■ INSTRUCTIONS TO FOLLOW:
Among the records below, find each line that includes the string "点B的坐标为" and copy it.

[Extracted records]
##############################

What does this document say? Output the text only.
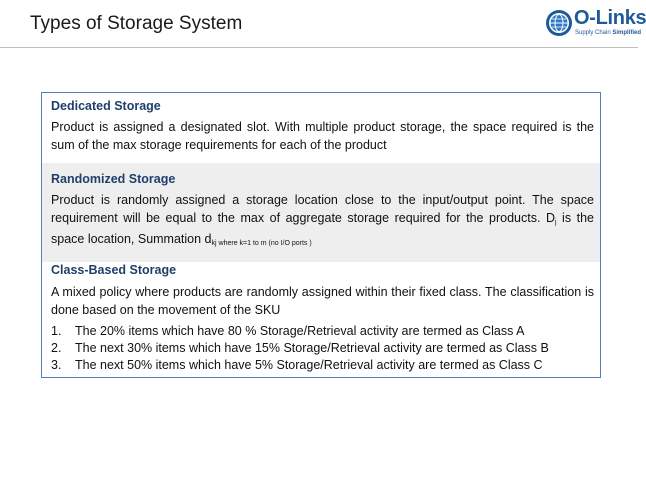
Types of Storage System	O-Links
Supply Chain Simplified
Dedicated Storage
Product is assigned a designated slot. With multiple product storage, the space required is the sum of the max storage requirements for each of the product
Randomized Storage
Product is randomly assigned a storage location close to the input/output point. The space requirement will be equal to the max of aggregate storage required for the products. $D_j$ is the space location, Summation $d_{kj where k=1 to m (no I/O ports )}$
Class-Based Storage
A mixed policy where products are randomly assigned within their fixed class. The classification is done based on the movement of the SKU
1.	The 20% items which have 80 % Storage/Retrieval activity are termed as Class A
2.	The next 30% items which have 15% Storage/Retrieval activity are termed as Class B
3.	The next 50% items which have 5% Storage/Retrieval activity are termed as Class C
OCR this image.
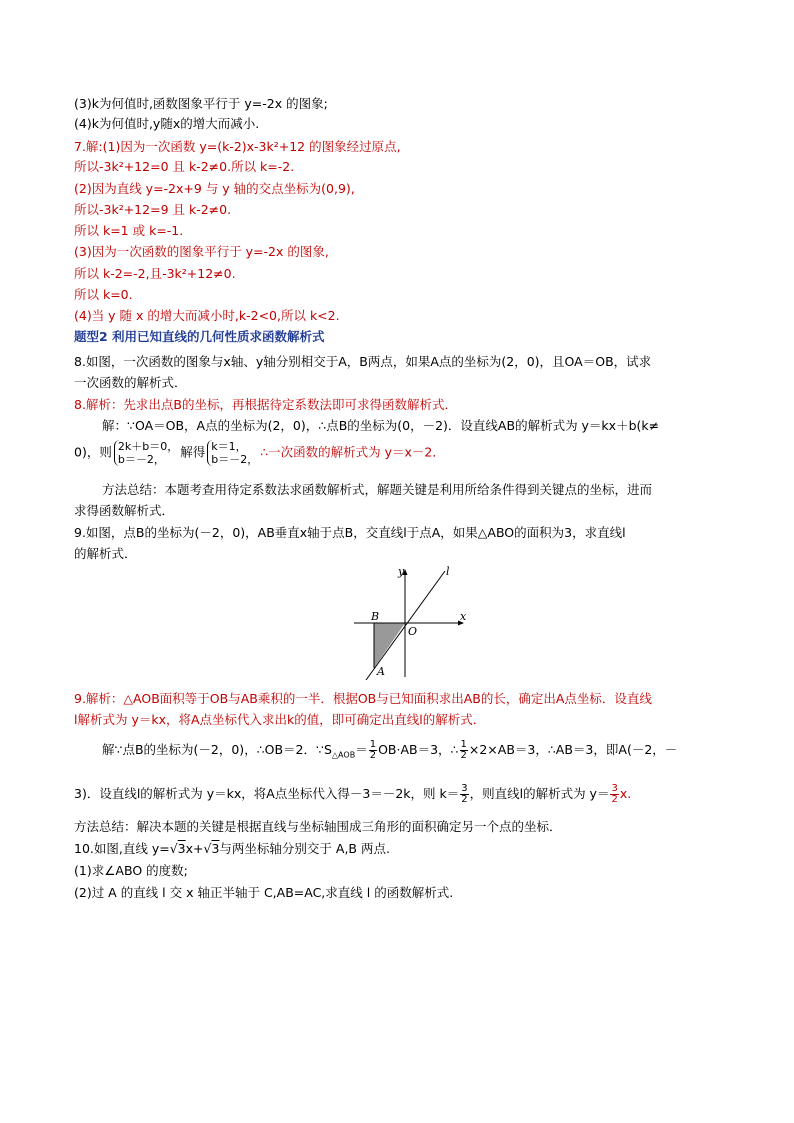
(3)k为何值时,函数图象平行于 y=-2x 的图象;
(4)k为何值时,y随x的增大而减小.
7.解:(1)因为一次函数 y=(k-2)x-3k²+12 的图象经过原点,
所以-3k²+12=0 且 k-2≠0.所以 k=-2.
(2)因为直线 y=-2x+9 与 y 轴的交点坐标为(0,9),
所以-3k²+12=9 且 k-2≠0.
所以 k=1 或 k=-1.
(3)因为一次函数的图象平行于 y=-2x 的图象,
所以 k-2=-2,且-3k²+12≠0.
所以 k=0.
(4)当 y 随 x 的增大而减小时,k-2<0,所以 k<2.
题型2 利用已知直线的几何性质求函数解析式
8.如图，一次函数的图象与x轴、y轴分别相交于A，B两点，如果A点的坐标为(2，0)，且OA＝OB，试求
一次函数的解析式．
8.解析：先求出点B的坐标，再根据待定系数法即可求得函数解析式．
解：∵OA＝OB，A点的坐标为(2，0)，∴点B的坐标为(0，－2)．设直线AB的解析式为 y＝kx＋b(k≠
0)，则 2k＋b＝0，
b＝－2，	解得 k＝1，
b＝－2， ∴一次函数的解析式为 y＝x－2．
方法总结：本题考查用待定系数法求函数解析式，解题关键是利用所给条件得到关键点的坐标，进而
求得函数解析式．
9.如图，点B的坐标为(－2，0)，AB垂直x轴于点B，交直线l于点A，如果△ABO的面积为3，求直线l
的解析式．
y	l
x
B
O
A
9.解析：△AOB面积等于OB与AB乘积的一半．根据OB与已知面积求出AB的长，确定出A点坐标．设直线
l解析式为 y＝kx，将A点坐标代入求出k的值，即可确定出直线l的解析式．
解∵点B的坐标为(－2，0)，∴OB＝2．$\because S_{\triangle AOB}= \frac{1}{2} OB\cdot AB=3$，∴ $\frac{1}{2} \times 2\times AB=3$，∴AB＝3，即A(－2，－
3)．设直线l的解析式为 y＝kx，将A点坐标代入得－3＝－2k，则 $k= \frac{3}{2}$ ，则直线l的解析式为 $y= \frac{3}{2} x$.
方法总结：解决本题的关键是根据直线与坐标轴围成三角形的面积确定另一个点的坐标．
10.如图,直线 y=√3x+√3与两坐标轴分别交于 A,B 两点.
(1)求∠ABO 的度数;
(2)过 A 的直线 l 交 x 轴正半轴于 C,AB=AC,求直线 l 的函数解析式.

##############################

■ RESPONSE BELOW:
解：∵OA＝OB，A点的坐标为(2，0)，∴点B的坐标为(0，－2)．设直线AB的解析式为 y＝kx＋b(k≠
9.如图，点B的坐标为(－2，0)，AB垂直x轴于点B，交直线l于点A，如果△ABO的面积为3，求直线l
解∵点B的坐标为(－2，0)，∴OB＝2．$\because S_{\triangle AOB}= \frac{1}{2} OB\cdot AB=3$，∴ $\frac{1}{2} \times 2\times AB=3$，∴AB＝3，即A(－2，－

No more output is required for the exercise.